Task requirements
Every entry must reappear in your answer exactly as written, though its pictures must not.

BEGIN

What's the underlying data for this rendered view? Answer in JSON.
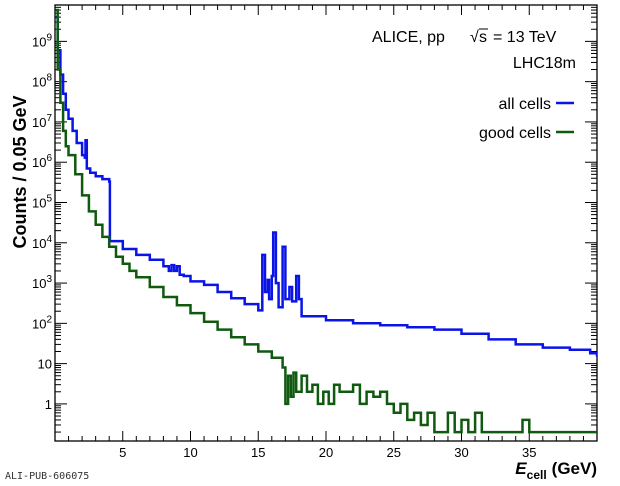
{
  "chart_data": {
    "type": "line",
    "x_unit_label": "(GeV)",
    "xlabel": "E",
    "xlabel_sub": "cell",
    "ylabel": "Counts / 0.05 GeV",
    "x_ticks": [
      "5",
      "10",
      "15",
      "20",
      "25",
      "30",
      "35"
    ],
    "y_ticks": [
      "1",
      "10",
      "10^2",
      "10^3",
      "10^4",
      "10^5",
      "10^6",
      "10^7",
      "10^8",
      "10^9"
    ],
    "xlim": [
      0,
      40
    ],
    "ylim": [
      0.12,
      8000000000
    ],
    "yscale": "log",
    "annotations": [
      "ALICE, pp",
      "s",
      "= 13 TeV",
      "LHC18m"
    ],
    "legend_position": "top-right",
    "series": [
      {
        "name": "all cells",
        "color": "#0a14e6",
        "step": true,
        "points": [
          [
            0.05,
            4000000000
          ],
          [
            0.2,
            600000000
          ],
          [
            0.4,
            150000000
          ],
          [
            0.6,
            50000000
          ],
          [
            0.8,
            20000000
          ],
          [
            1.0,
            12000000
          ],
          [
            1.3,
            6000000
          ],
          [
            1.6,
            3000000
          ],
          [
            2.0,
            1500000
          ],
          [
            2.2,
            1300000
          ],
          [
            2.25,
            3500000
          ],
          [
            2.35,
            700000
          ],
          [
            2.6,
            550000
          ],
          [
            3.0,
            450000
          ],
          [
            3.5,
            380000
          ],
          [
            4.0,
            330000
          ],
          [
            4.05,
            11000
          ],
          [
            5.0,
            7000
          ],
          [
            6.0,
            5000
          ],
          [
            7.0,
            3800
          ],
          [
            8.0,
            2600
          ],
          [
            8.4,
            2000
          ],
          [
            8.6,
            2800
          ],
          [
            8.8,
            2000
          ],
          [
            9.0,
            2600
          ],
          [
            9.2,
            1600
          ],
          [
            9.5,
            1500
          ],
          [
            10,
            1100
          ],
          [
            11,
            900
          ],
          [
            12,
            600
          ],
          [
            13,
            420
          ],
          [
            14,
            300
          ],
          [
            15,
            210
          ],
          [
            15.3,
            5000
          ],
          [
            15.5,
            600
          ],
          [
            15.7,
            1200
          ],
          [
            15.8,
            400
          ],
          [
            16.0,
            1500
          ],
          [
            16.1,
            18000
          ],
          [
            16.3,
            1000
          ],
          [
            16.5,
            250
          ],
          [
            16.8,
            8000
          ],
          [
            17.0,
            400
          ],
          [
            17.3,
            800
          ],
          [
            17.5,
            350
          ],
          [
            17.8,
            1500
          ],
          [
            18.0,
            400
          ],
          [
            18.2,
            150
          ],
          [
            20,
            120
          ],
          [
            22,
            100
          ],
          [
            24,
            90
          ],
          [
            26,
            80
          ],
          [
            28,
            70
          ],
          [
            30,
            55
          ],
          [
            32,
            40
          ],
          [
            34,
            30
          ],
          [
            36,
            25
          ],
          [
            38,
            22
          ],
          [
            39.5,
            18
          ],
          [
            40,
            15
          ]
        ]
      },
      {
        "name": "good cells",
        "color": "#0f5a0f",
        "step": true,
        "points": [
          [
            0.05,
            6000000000
          ],
          [
            0.2,
            200000000
          ],
          [
            0.4,
            30000000
          ],
          [
            0.6,
            6000000
          ],
          [
            0.8,
            2500000
          ],
          [
            1.0,
            1500000
          ],
          [
            1.5,
            500000
          ],
          [
            2.0,
            150000
          ],
          [
            2.5,
            60000
          ],
          [
            3.0,
            28000
          ],
          [
            3.5,
            14000
          ],
          [
            4.0,
            8000
          ],
          [
            4.5,
            4500
          ],
          [
            5.0,
            3000
          ],
          [
            5.5,
            2000
          ],
          [
            6.0,
            1400
          ],
          [
            7.0,
            800
          ],
          [
            8.0,
            450
          ],
          [
            9.0,
            280
          ],
          [
            10,
            180
          ],
          [
            11,
            110
          ],
          [
            12,
            70
          ],
          [
            13,
            45
          ],
          [
            14,
            30
          ],
          [
            15,
            20
          ],
          [
            16,
            14
          ],
          [
            16.8,
            8
          ],
          [
            17.0,
            1
          ],
          [
            17.2,
            5
          ],
          [
            17.4,
            1.5
          ],
          [
            17.6,
            6
          ],
          [
            17.8,
            2
          ],
          [
            18.2,
            5
          ],
          [
            18.6,
            2
          ],
          [
            19.0,
            3
          ],
          [
            19.4,
            1
          ],
          [
            19.8,
            2
          ],
          [
            20.2,
            1
          ],
          [
            20.6,
            3
          ],
          [
            21,
            2
          ],
          [
            21.5,
            2
          ],
          [
            22,
            3
          ],
          [
            22.5,
            1
          ],
          [
            23,
            2
          ],
          [
            23.5,
            1.5
          ],
          [
            24,
            2
          ],
          [
            24.5,
            1
          ],
          [
            25,
            0.6
          ],
          [
            25.5,
            1
          ],
          [
            26,
            0.4
          ],
          [
            26.5,
            0.6
          ],
          [
            27,
            0.3
          ],
          [
            27.5,
            0.6
          ],
          [
            28,
            0.2
          ],
          [
            29,
            0.6
          ],
          [
            29.5,
            0.2
          ],
          [
            30,
            0.4
          ],
          [
            30.5,
            0.2
          ],
          [
            31,
            0.6
          ],
          [
            31.5,
            0.2
          ],
          [
            34,
            0.2
          ],
          [
            34.5,
            0.4
          ],
          [
            35,
            0.2
          ],
          [
            40,
            0.2
          ]
        ]
      }
    ]
  },
  "watermark": "ALI-PUB-606075"
}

END

Answer to the problem
What's the underlying data for this rendered view? Answer in JSON.
{
  "chart_data": {
    "type": "line",
    "x_unit_label": "(GeV)",
    "xlabel": "E",
    "xlabel_sub": "cell",
    "ylabel": "Counts / 0.05 GeV",
    "x_ticks": [
      "5",
      "10",
      "15",
      "20",
      "25",
      "30",
      "35"
    ],
    "y_ticks": [
      "1",
      "10",
      "10^2",
      "10^3",
      "10^4",
      "10^5",
      "10^6",
      "10^7",
      "10^8",
      "10^9"
    ],
    "xlim": [
      0,
      40
    ],
    "ylim": [
      0.12,
      8000000000
    ],
    "yscale": "log",
    "annotations": [
      "ALICE, pp",
      "s",
      "= 13 TeV",
      "LHC18m"
    ],
    "legend_position": "top-right",
    "series": [
      {
        "name": "all cells",
        "color": "#0a14e6",
        "step": true,
        "points": [
          [
            0.05,
            4000000000
          ],
          [
            0.2,
            600000000
          ],
          [
            0.4,
            150000000
          ],
          [
            0.6,
            50000000
          ],
          [
            0.8,
            20000000
          ],
          [
            1.0,
            12000000
          ],
          [
            1.3,
            6000000
          ],
          [
            1.6,
            3000000
          ],
          [
            2.0,
            1500000
          ],
          [
            2.2,
            1300000
          ],
          [
            2.25,
            3500000
          ],
          [
            2.35,
            700000
          ],
          [
            2.6,
            550000
          ],
          [
            3.0,
            450000
          ],
          [
            3.5,
            380000
          ],
          [
            4.0,
            330000
          ],
          [
            4.05,
            11000
          ],
          [
            5.0,
            7000
          ],
          [
            6.0,
            5000
          ],
          [
            7.0,
            3800
          ],
          [
            8.0,
            2600
          ],
          [
            8.4,
            2000
          ],
          [
            8.6,
            2800
          ],
          [
            8.8,
            2000
          ],
          [
            9.0,
            2600
          ],
          [
            9.2,
            1600
          ],
          [
            9.5,
            1500
          ],
          [
            10,
            1100
          ],
          [
            11,
            900
          ],
          [
            12,
            600
          ],
          [
            13,
            420
          ],
          [
            14,
            300
          ],
          [
            15,
            210
          ],
          [
            15.3,
            5000
          ],
          [
            15.5,
            600
          ],
          [
            15.7,
            1200
          ],
          [
            15.8,
            400
          ],
          [
            16.0,
            1500
          ],
          [
            16.1,
            18000
          ],
          [
            16.3,
            1000
          ],
          [
            16.5,
            250
          ],
          [
            16.8,
            8000
          ],
          [
            17.0,
            400
          ],
          [
            17.3,
            800
          ],
          [
            17.5,
            350
          ],
          [
            17.8,
            1500
          ],
          [
            18.0,
            400
          ],
          [
            18.2,
            150
          ],
          [
            20,
            120
          ],
          [
            22,
            100
          ],
          [
            24,
            90
          ],
          [
            26,
            80
          ],
          [
            28,
            70
          ],
          [
            30,
            55
          ],
          [
            32,
            40
          ],
          [
            34,
            30
          ],
          [
            36,
            25
          ],
          [
            38,
            22
          ],
          [
            39.5,
            18
          ],
          [
            40,
            15
          ]
        ]
      },
      {
        "name": "good cells",
        "color": "#0f5a0f",
        "step": true,
        "points": [
          [
            0.05,
            6000000000
          ],
          [
            0.2,
            200000000
          ],
          [
            0.4,
            30000000
          ],
          [
            0.6,
            6000000
          ],
          [
            0.8,
            2500000
          ],
          [
            1.0,
            1500000
          ],
          [
            1.5,
            500000
          ],
          [
            2.0,
            150000
          ],
          [
            2.5,
            60000
          ],
          [
            3.0,
            28000
          ],
          [
            3.5,
            14000
          ],
          [
            4.0,
            8000
          ],
          [
            4.5,
            4500
          ],
          [
            5.0,
            3000
          ],
          [
            5.5,
            2000
          ],
          [
            6.0,
            1400
          ],
          [
            7.0,
            800
          ],
          [
            8.0,
            450
          ],
          [
            9.0,
            280
          ],
          [
            10,
            180
          ],
          [
            11,
            110
          ],
          [
            12,
            70
          ],
          [
            13,
            45
          ],
          [
            14,
            30
          ],
          [
            15,
            20
          ],
          [
            16,
            14
          ],
          [
            16.8,
            8
          ],
          [
            17.0,
            1
          ],
          [
            17.2,
            5
          ],
          [
            17.4,
            1.5
          ],
          [
            17.6,
            6
          ],
          [
            17.8,
            2
          ],
          [
            18.2,
            5
          ],
          [
            18.6,
            2
          ],
          [
            19.0,
            3
          ],
          [
            19.4,
            1
          ],
          [
            19.8,
            2
          ],
          [
            20.2,
            1
          ],
          [
            20.6,
            3
          ],
          [
            21,
            2
          ],
          [
            21.5,
            2
          ],
          [
            22,
            3
          ],
          [
            22.5,
            1
          ],
          [
            23,
            2
          ],
          [
            23.5,
            1.5
          ],
          [
            24,
            2
          ],
          [
            24.5,
            1
          ],
          [
            25,
            0.6
          ],
          [
            25.5,
            1
          ],
          [
            26,
            0.4
          ],
          [
            26.5,
            0.6
          ],
          [
            27,
            0.3
          ],
          [
            27.5,
            0.6
          ],
          [
            28,
            0.2
          ],
          [
            29,
            0.6
          ],
          [
            29.5,
            0.2
          ],
          [
            30,
            0.4
          ],
          [
            30.5,
            0.2
          ],
          [
            31,
            0.6
          ],
          [
            31.5,
            0.2
          ],
          [
            34,
            0.2
          ],
          [
            34.5,
            0.4
          ],
          [
            35,
            0.2
          ],
          [
            40,
            0.2
          ]
        ]
      }
    ]
  },
  "watermark": "ALI-PUB-606075"
}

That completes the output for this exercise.